[Exercise instructions]:
Reproduce the listing below character for character; drop every image.

[Dataset entries]
*****
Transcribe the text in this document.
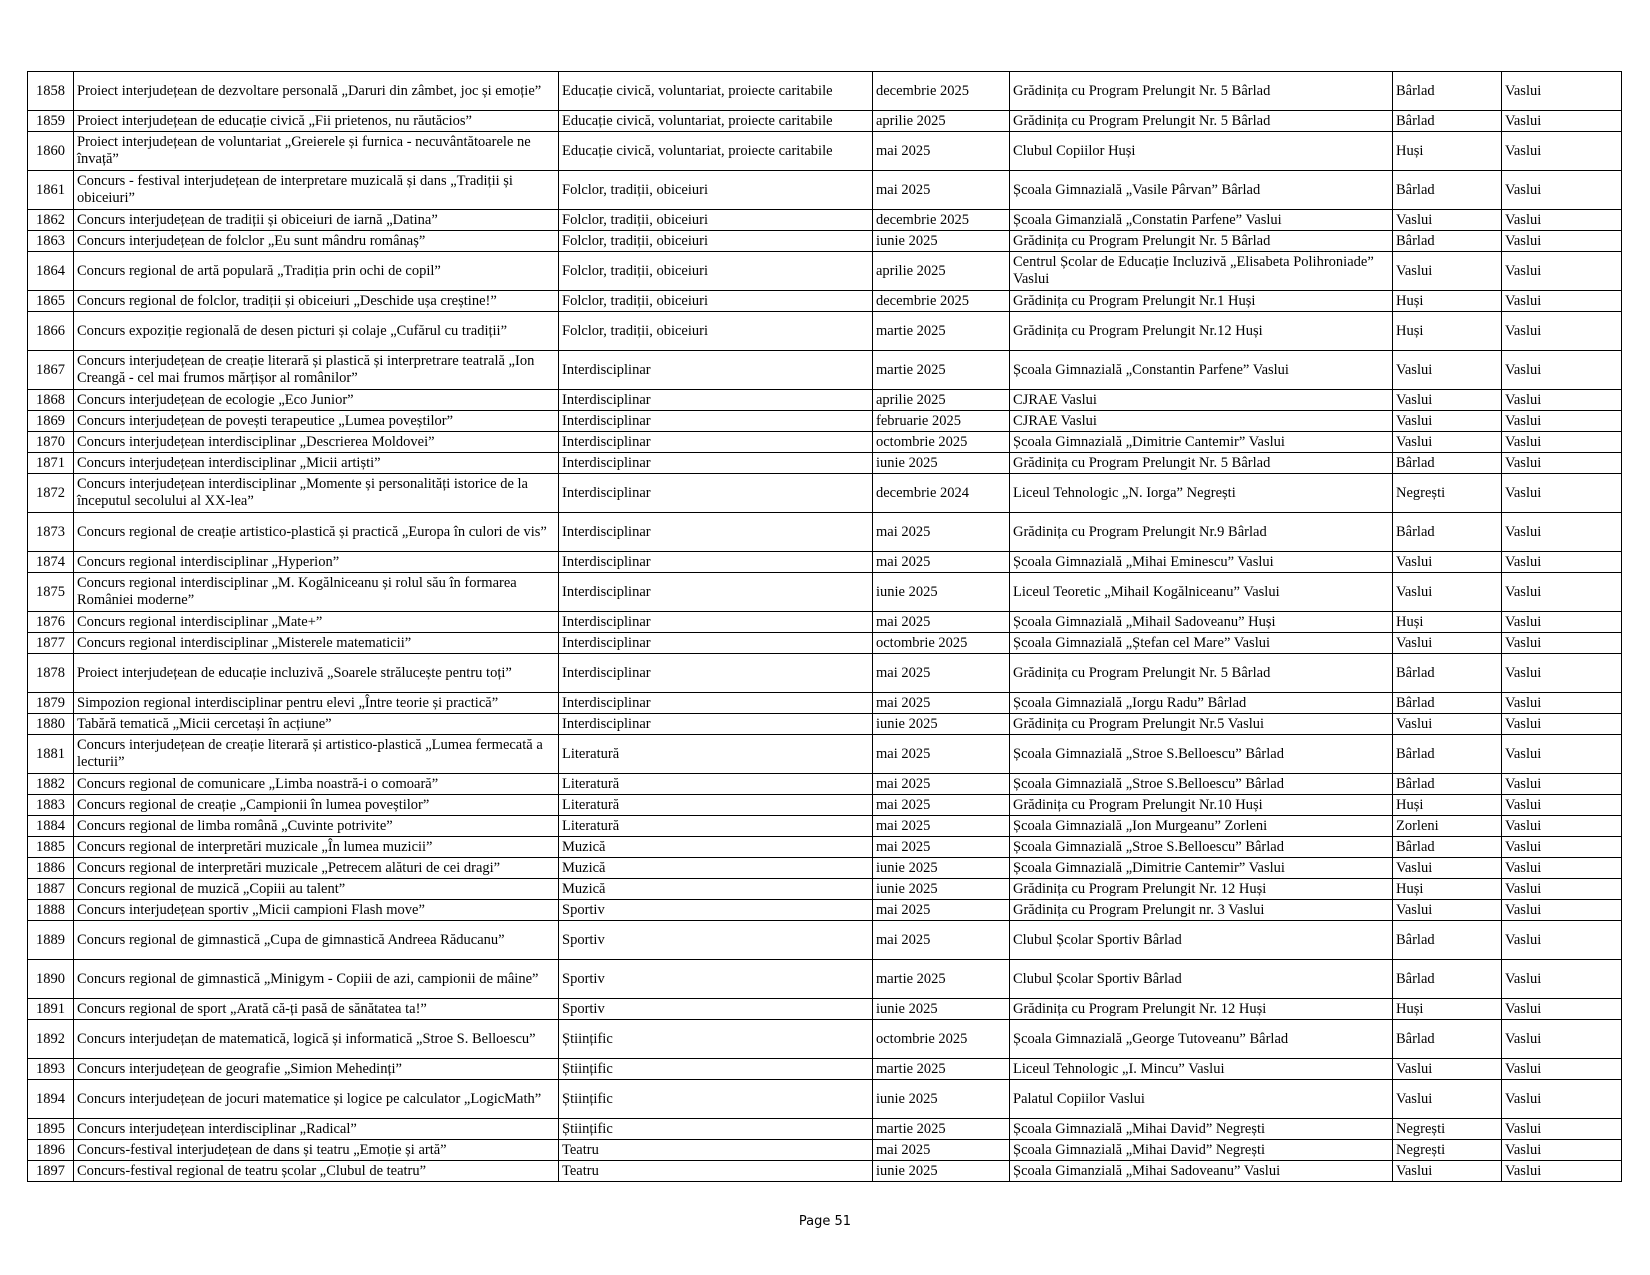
1858	Proiect interjudețean de dezvoltare personală „Daruri din zâmbet, joc și emoție”	Educație civică, voluntariat, proiecte caritabile	decembrie 2025	Grădinița cu Program Prelungit Nr. 5 Bârlad	Bârlad	Vaslui
1859	Proiect interjudețean de educație civică „Fii prietenos, nu răutăcios”	Educație civică, voluntariat, proiecte caritabile	aprilie 2025	Grădinița cu Program Prelungit Nr. 5 Bârlad	Bârlad	Vaslui
1860	Proiect interjudețean de voluntariat „Greierele și furnica - necuvântătoarele ne învață”	Educație civică, voluntariat, proiecte caritabile	mai 2025	Clubul Copiilor Huși	Huși	Vaslui
1861	Concurs - festival interjudețean de interpretare muzicală și dans „Tradiții și obiceiuri”	Folclor, tradiții, obiceiuri	mai 2025	Școala Gimnazială „Vasile Pârvan” Bârlad	Bârlad	Vaslui
1862	Concurs interjudețean de tradiții și obiceiuri de iarnă „Datina”	Folclor, tradiții, obiceiuri	decembrie 2025	Școala Gimanzială „Constatin Parfene” Vaslui	Vaslui	Vaslui
1863	Concurs interjudețean de folclor „Eu sunt mândru românaș”	Folclor, tradiții, obiceiuri	iunie 2025	Grădinița cu Program Prelungit Nr. 5 Bârlad	Bârlad	Vaslui
1864	Concurs regional de artă populară „Tradiția prin ochi de copil”	Folclor, tradiții, obiceiuri	aprilie 2025	Centrul Școlar de Educație Incluzivă „Elisabeta Polihroniade” Vaslui	Vaslui	Vaslui
1865	Concurs regional de folclor, tradiții și obiceiuri „Deschide ușa creștine!”	Folclor, tradiții, obiceiuri	decembrie 2025	Grădinița cu Program Prelungit Nr.1 Huși	Huși	Vaslui
1866	Concurs expoziție regională de desen picturi și colaje „Cufărul cu tradiții”	Folclor, tradiții, obiceiuri	martie 2025	Grădinița cu Program Prelungit Nr.12 Huși	Huși	Vaslui
1867	Concurs interjudețean de creație literară și plastică și interpretrare teatrală „Ion Creangă - cel mai frumos mărțișor al românilor”	Interdisciplinar	martie 2025	Școala Gimnazială „Constantin Parfene” Vaslui	Vaslui	Vaslui
1868	Concurs interjudețean de ecologie „Eco Junior”	Interdisciplinar	aprilie 2025	CJRAE Vaslui	Vaslui	Vaslui
1869	Concurs interjudețean de povești terapeutice „Lumea poveștilor”	Interdisciplinar	februarie 2025	CJRAE Vaslui	Vaslui	Vaslui
1870	Concurs interjudețean interdisciplinar „Descrierea Moldovei”	Interdisciplinar	octombrie 2025	Școala Gimnazială „Dimitrie Cantemir” Vaslui	Vaslui	Vaslui
1871	Concurs interjudețean interdisciplinar „Micii artiști”	Interdisciplinar	iunie 2025	Grădinița cu Program Prelungit Nr. 5 Bârlad	Bârlad	Vaslui
1872	Concurs interjudețean interdisciplinar „Momente și personalități istorice de la începutul secolului al XX-lea”	Interdisciplinar	decembrie 2024	Liceul Tehnologic „N. Iorga” Negrești	Negrești	Vaslui
1873	Concurs regional de creație artistico-plastică și practică „Europa în culori de vis”	Interdisciplinar	mai 2025	Grădinița cu Program Prelungit Nr.9 Bârlad	Bârlad	Vaslui
1874	Concurs regional interdisciplinar „Hyperion”	Interdisciplinar	mai 2025	Școala Gimnazială „Mihai Eminescu” Vaslui	Vaslui	Vaslui
1875	Concurs regional interdisciplinar „M. Kogălniceanu și rolul său în formarea României moderne”	Interdisciplinar	iunie 2025	Liceul Teoretic „Mihail Kogălniceanu” Vaslui	Vaslui	Vaslui
1876	Concurs regional interdisciplinar „Mate+”	Interdisciplinar	mai 2025	Școala Gimnazială „Mihail Sadoveanu” Huși	Huși	Vaslui
1877	Concurs regional interdisciplinar „Misterele matematicii”	Interdisciplinar	octombrie 2025	Școala Gimnazială „Ștefan cel Mare” Vaslui	Vaslui	Vaslui
1878	Proiect interjudețean de educație incluzivă „Soarele strălucește pentru toți”	Interdisciplinar	mai 2025	Grădinița cu Program Prelungit Nr. 5 Bârlad	Bârlad	Vaslui
1879	Simpozion regional interdisciplinar pentru elevi „Între teorie și practică”	Interdisciplinar	mai 2025	Școala Gimnazială „Iorgu Radu” Bârlad	Bârlad	Vaslui
1880	Tabără tematică „Micii cercetași în acțiune”	Interdisciplinar	iunie 2025	Grădinița cu Program Prelungit Nr.5 Vaslui	Vaslui	Vaslui
1881	Concurs interjudețean de creație literară și artistico-plastică „Lumea fermecată a lecturii”	Literatură	mai 2025	Școala Gimnazială „Stroe S.Belloescu” Bârlad	Bârlad	Vaslui
1882	Concurs regional de comunicare „Limba noastră-i o comoară”	Literatură	mai 2025	Școala Gimnazială „Stroe S.Belloescu” Bârlad	Bârlad	Vaslui
1883	Concurs regional de creație „Campionii în lumea poveștilor”	Literatură	mai 2025	Grădinița cu Program Prelungit Nr.10 Huși	Huși	Vaslui
1884	Concurs regional de limba română „Cuvinte potrivite”	Literatură	mai 2025	Școala Gimnazială „Ion Murgeanu” Zorleni	Zorleni	Vaslui
1885	Concurs regional de interpretări muzicale „În lumea muzicii”	Muzică	mai 2025	Școala Gimnazială „Stroe S.Belloescu” Bârlad	Bârlad	Vaslui
1886	Concurs regional de interpretări muzicale „Petrecem alături de cei dragi”	Muzică	iunie 2025	Școala Gimnazială „Dimitrie Cantemir” Vaslui	Vaslui	Vaslui
1887	Concurs regional de muzică „Copiii au talent”	Muzică	iunie 2025	Grădinița cu Program Prelungit Nr. 12 Huși	Huși	Vaslui
1888	Concurs interjudețean sportiv „Micii campioni Flash move”	Sportiv	mai 2025	Grădinița cu Program Prelungit nr. 3 Vaslui	Vaslui	Vaslui
1889	Concurs regional de gimnastică „Cupa de gimnastică Andreea Răducanu”	Sportiv	mai 2025	Clubul Școlar Sportiv Bârlad	Bârlad	Vaslui
1890	Concurs regional de gimnastică „Minigym - Copiii de azi, campionii de mâine”	Sportiv	martie 2025	Clubul Școlar Sportiv Bârlad	Bârlad	Vaslui
1891	Concurs regional de sport „Arată că-ți pasă de sănătatea ta!”	Sportiv	iunie 2025	Grădinița cu Program Prelungit Nr. 12 Huși	Huși	Vaslui
1892	Concurs interjudețan de matematică, logică și informatică „Stroe S. Belloescu”	Științific	octombrie 2025	Școala Gimnazială „George Tutoveanu” Bârlad	Bârlad	Vaslui
1893	Concurs interjudețean de geografie „Simion Mehedinți”	Științific	martie 2025	Liceul Tehnologic „I. Mincu” Vaslui	Vaslui	Vaslui
1894	Concurs interjudețean de jocuri matematice și logice pe calculator „LogicMath”	Științific	iunie 2025	Palatul Copiilor Vaslui	Vaslui	Vaslui
1895	Concurs interjudețean interdisciplinar „Radical”	Științific	martie 2025	Școala Gimnazială „Mihai David” Negrești	Negrești	Vaslui
1896	Concurs-festival interjudețean de dans și teatru „Emoție și artă”	Teatru	mai 2025	Școala Gimnazială „Mihai David” Negrești	Negrești	Vaslui
1897	Concurs-festival regional de teatru școlar „Clubul de teatru”	Teatru	iunie 2025	Școala Gimanzială „Mihai Sadoveanu” Vaslui	Vaslui	Vaslui
Page 51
*****
[Solution to this problem]:
Transcribe the text in this document.
1858	Proiect interjudețean de dezvoltare personală „Daruri din zâmbet, joc și emoție”	Educație civică, voluntariat, proiecte caritabile	decembrie 2025	Grădinița cu Program Prelungit Nr. 5 Bârlad	Bârlad	Vaslui
1859	Proiect interjudețean de educație civică „Fii prietenos, nu răutăcios”	Educație civică, voluntariat, proiecte caritabile	aprilie 2025	Grădinița cu Program Prelungit Nr. 5 Bârlad	Bârlad	Vaslui
1860	Proiect interjudețean de voluntariat „Greierele și furnica - necuvântătoarele ne învață”	Educație civică, voluntariat, proiecte caritabile	mai 2025	Clubul Copiilor Huși	Huși	Vaslui
1861	Concurs - festival interjudețean de interpretare muzicală și dans „Tradiții și obiceiuri”	Folclor, tradiții, obiceiuri	mai 2025	Școala Gimnazială „Vasile Pârvan” Bârlad	Bârlad	Vaslui
1862	Concurs interjudețean de tradiții și obiceiuri de iarnă „Datina”	Folclor, tradiții, obiceiuri	decembrie 2025	Școala Gimanzială „Constatin Parfene” Vaslui	Vaslui	Vaslui
1863	Concurs interjudețean de folclor „Eu sunt mândru românaș”	Folclor, tradiții, obiceiuri	iunie 2025	Grădinița cu Program Prelungit Nr. 5 Bârlad	Bârlad	Vaslui
1864	Concurs regional de artă populară „Tradiția prin ochi de copil”	Folclor, tradiții, obiceiuri	aprilie 2025	Centrul Școlar de Educație Incluzivă „Elisabeta Polihroniade” Vaslui	Vaslui	Vaslui
1865	Concurs regional de folclor, tradiții și obiceiuri „Deschide ușa creștine!”	Folclor, tradiții, obiceiuri	decembrie 2025	Grădinița cu Program Prelungit Nr.1 Huși	Huși	Vaslui
1866	Concurs expoziție regională de desen picturi și colaje „Cufărul cu tradiții”	Folclor, tradiții, obiceiuri	martie 2025	Grădinița cu Program Prelungit Nr.12 Huși	Huși	Vaslui
1867	Concurs interjudețean de creație literară și plastică și interpretrare teatrală „Ion Creangă - cel mai frumos mărțișor al românilor”	Interdisciplinar	martie 2025	Școala Gimnazială „Constantin Parfene” Vaslui	Vaslui	Vaslui
1868	Concurs interjudețean de ecologie „Eco Junior”	Interdisciplinar	aprilie 2025	CJRAE Vaslui	Vaslui	Vaslui
1869	Concurs interjudețean de povești terapeutice „Lumea poveștilor”	Interdisciplinar	februarie 2025	CJRAE Vaslui	Vaslui	Vaslui
1870	Concurs interjudețean interdisciplinar „Descrierea Moldovei”	Interdisciplinar	octombrie 2025	Școala Gimnazială „Dimitrie Cantemir” Vaslui	Vaslui	Vaslui
1871	Concurs interjudețean interdisciplinar „Micii artiști”	Interdisciplinar	iunie 2025	Grădinița cu Program Prelungit Nr. 5 Bârlad	Bârlad	Vaslui
1872	Concurs interjudețean interdisciplinar „Momente și personalități istorice de la începutul secolului al XX-lea”	Interdisciplinar	decembrie 2024	Liceul Tehnologic „N. Iorga” Negrești	Negrești	Vaslui
1873	Concurs regional de creație artistico-plastică și practică „Europa în culori de vis”	Interdisciplinar	mai 2025	Grădinița cu Program Prelungit Nr.9 Bârlad	Bârlad	Vaslui
1874	Concurs regional interdisciplinar „Hyperion”	Interdisciplinar	mai 2025	Școala Gimnazială „Mihai Eminescu” Vaslui	Vaslui	Vaslui
1875	Concurs regional interdisciplinar „M. Kogălniceanu și rolul său în formarea României moderne”	Interdisciplinar	iunie 2025	Liceul Teoretic „Mihail Kogălniceanu” Vaslui	Vaslui	Vaslui
1876	Concurs regional interdisciplinar „Mate+”	Interdisciplinar	mai 2025	Școala Gimnazială „Mihail Sadoveanu” Huși	Huși	Vaslui
1877	Concurs regional interdisciplinar „Misterele matematicii”	Interdisciplinar	octombrie 2025	Școala Gimnazială „Ștefan cel Mare” Vaslui	Vaslui	Vaslui
1878	Proiect interjudețean de educație incluzivă „Soarele strălucește pentru toți”	Interdisciplinar	mai 2025	Grădinița cu Program Prelungit Nr. 5 Bârlad	Bârlad	Vaslui
1879	Simpozion regional interdisciplinar pentru elevi „Între teorie și practică”	Interdisciplinar	mai 2025	Școala Gimnazială „Iorgu Radu” Bârlad	Bârlad	Vaslui
1880	Tabără tematică „Micii cercetași în acțiune”	Interdisciplinar	iunie 2025	Grădinița cu Program Prelungit Nr.5 Vaslui	Vaslui	Vaslui
1881	Concurs interjudețean de creație literară și artistico-plastică „Lumea fermecată a lecturii”	Literatură	mai 2025	Școala Gimnazială „Stroe S.Belloescu” Bârlad	Bârlad	Vaslui
1882	Concurs regional de comunicare „Limba noastră-i o comoară”	Literatură	mai 2025	Școala Gimnazială „Stroe S.Belloescu” Bârlad	Bârlad	Vaslui
1883	Concurs regional de creație „Campionii în lumea poveștilor”	Literatură	mai 2025	Grădinița cu Program Prelungit Nr.10 Huși	Huși	Vaslui
1884	Concurs regional de limba română „Cuvinte potrivite”	Literatură	mai 2025	Școala Gimnazială „Ion Murgeanu” Zorleni	Zorleni	Vaslui
1885	Concurs regional de interpretări muzicale „În lumea muzicii”	Muzică	mai 2025	Școala Gimnazială „Stroe S.Belloescu” Bârlad	Bârlad	Vaslui
1886	Concurs regional de interpretări muzicale „Petrecem alături de cei dragi”	Muzică	iunie 2025	Școala Gimnazială „Dimitrie Cantemir” Vaslui	Vaslui	Vaslui
1887	Concurs regional de muzică „Copiii au talent”	Muzică	iunie 2025	Grădinița cu Program Prelungit Nr. 12 Huși	Huși	Vaslui
1888	Concurs interjudețean sportiv „Micii campioni Flash move”	Sportiv	mai 2025	Grădinița cu Program Prelungit nr. 3 Vaslui	Vaslui	Vaslui
1889	Concurs regional de gimnastică „Cupa de gimnastică Andreea Răducanu”	Sportiv	mai 2025	Clubul Școlar Sportiv Bârlad	Bârlad	Vaslui
1890	Concurs regional de gimnastică „Minigym - Copiii de azi, campionii de mâine”	Sportiv	martie 2025	Clubul Școlar Sportiv Bârlad	Bârlad	Vaslui
1891	Concurs regional de sport „Arată că-ți pasă de sănătatea ta!”	Sportiv	iunie 2025	Grădinița cu Program Prelungit Nr. 12 Huși	Huși	Vaslui
1892	Concurs interjudețan de matematică, logică și informatică „Stroe S. Belloescu”	Științific	octombrie 2025	Școala Gimnazială „George Tutoveanu” Bârlad	Bârlad	Vaslui
1893	Concurs interjudețean de geografie „Simion Mehedinți”	Științific	martie 2025	Liceul Tehnologic „I. Mincu” Vaslui	Vaslui	Vaslui
1894	Concurs interjudețean de jocuri matematice și logice pe calculator „LogicMath”	Științific	iunie 2025	Palatul Copiilor Vaslui	Vaslui	Vaslui
1895	Concurs interjudețean interdisciplinar „Radical”	Științific	martie 2025	Școala Gimnazială „Mihai David” Negrești	Negrești	Vaslui
1896	Concurs-festival interjudețean de dans și teatru „Emoție și artă”	Teatru	mai 2025	Școala Gimnazială „Mihai David” Negrești	Negrești	Vaslui
1897	Concurs-festival regional de teatru școlar „Clubul de teatru”	Teatru	iunie 2025	Școala Gimanzială „Mihai Sadoveanu” Vaslui	Vaslui	Vaslui
Page 51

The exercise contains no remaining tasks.